> _SUPPLIED RECORDS_:
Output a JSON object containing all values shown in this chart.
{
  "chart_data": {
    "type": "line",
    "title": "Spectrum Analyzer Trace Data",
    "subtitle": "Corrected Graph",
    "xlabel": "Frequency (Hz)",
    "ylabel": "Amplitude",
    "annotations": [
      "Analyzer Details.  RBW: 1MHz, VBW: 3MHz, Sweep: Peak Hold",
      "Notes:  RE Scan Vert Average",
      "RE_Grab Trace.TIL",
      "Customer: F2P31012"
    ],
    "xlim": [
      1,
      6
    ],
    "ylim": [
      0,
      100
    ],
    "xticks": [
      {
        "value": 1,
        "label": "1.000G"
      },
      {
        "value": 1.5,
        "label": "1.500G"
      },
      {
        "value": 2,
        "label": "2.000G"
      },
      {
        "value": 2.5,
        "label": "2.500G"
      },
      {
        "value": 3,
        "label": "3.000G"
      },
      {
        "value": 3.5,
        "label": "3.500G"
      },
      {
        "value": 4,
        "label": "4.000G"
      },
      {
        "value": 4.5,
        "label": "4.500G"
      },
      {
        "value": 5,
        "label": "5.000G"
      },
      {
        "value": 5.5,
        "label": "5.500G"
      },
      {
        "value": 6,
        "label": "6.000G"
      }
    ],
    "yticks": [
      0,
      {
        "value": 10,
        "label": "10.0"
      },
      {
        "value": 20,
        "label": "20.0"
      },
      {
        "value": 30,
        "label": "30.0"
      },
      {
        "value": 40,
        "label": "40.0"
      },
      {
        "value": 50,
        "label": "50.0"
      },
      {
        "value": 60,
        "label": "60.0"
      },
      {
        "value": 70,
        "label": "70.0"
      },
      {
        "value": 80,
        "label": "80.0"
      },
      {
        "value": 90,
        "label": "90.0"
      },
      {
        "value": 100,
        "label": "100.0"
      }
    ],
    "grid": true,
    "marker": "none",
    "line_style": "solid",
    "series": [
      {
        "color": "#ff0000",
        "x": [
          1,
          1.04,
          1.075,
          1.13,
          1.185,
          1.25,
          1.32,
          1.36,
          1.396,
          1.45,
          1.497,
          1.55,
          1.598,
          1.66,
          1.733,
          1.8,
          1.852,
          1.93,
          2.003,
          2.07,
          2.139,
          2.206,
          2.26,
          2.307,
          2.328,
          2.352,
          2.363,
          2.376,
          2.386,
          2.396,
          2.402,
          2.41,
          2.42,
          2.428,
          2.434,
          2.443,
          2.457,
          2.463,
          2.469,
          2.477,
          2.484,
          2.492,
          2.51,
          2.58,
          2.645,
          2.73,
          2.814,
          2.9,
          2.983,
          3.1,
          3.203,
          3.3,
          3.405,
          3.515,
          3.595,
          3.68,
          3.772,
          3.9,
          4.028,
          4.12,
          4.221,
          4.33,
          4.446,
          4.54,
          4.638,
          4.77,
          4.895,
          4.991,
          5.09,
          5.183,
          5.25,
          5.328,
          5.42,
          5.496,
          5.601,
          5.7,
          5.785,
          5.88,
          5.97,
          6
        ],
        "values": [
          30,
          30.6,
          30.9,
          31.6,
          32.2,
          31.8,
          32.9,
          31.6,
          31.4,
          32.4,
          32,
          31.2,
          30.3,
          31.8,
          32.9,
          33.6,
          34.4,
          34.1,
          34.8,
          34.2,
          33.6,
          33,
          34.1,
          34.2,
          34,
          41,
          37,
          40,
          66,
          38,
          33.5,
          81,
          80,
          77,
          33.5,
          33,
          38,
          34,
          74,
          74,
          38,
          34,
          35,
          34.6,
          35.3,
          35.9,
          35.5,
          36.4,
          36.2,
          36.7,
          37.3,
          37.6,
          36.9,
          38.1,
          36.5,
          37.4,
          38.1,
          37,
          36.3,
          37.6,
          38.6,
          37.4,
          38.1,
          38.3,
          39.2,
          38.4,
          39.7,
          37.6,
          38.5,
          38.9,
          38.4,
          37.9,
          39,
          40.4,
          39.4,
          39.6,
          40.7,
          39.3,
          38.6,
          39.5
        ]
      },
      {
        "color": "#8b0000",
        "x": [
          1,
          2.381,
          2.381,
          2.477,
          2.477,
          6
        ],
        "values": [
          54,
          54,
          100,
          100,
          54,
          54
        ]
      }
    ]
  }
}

> _EXERCISE DETAILS_:
Copy out every line holding the string "Analyzer".

> _EXERCISE RESULT_:
    "title": "Spectrum Analyzer Trace Data",
      "Analyzer Details.  RBW: 1MHz, VBW: 3MHz, Sweep: Peak Hold",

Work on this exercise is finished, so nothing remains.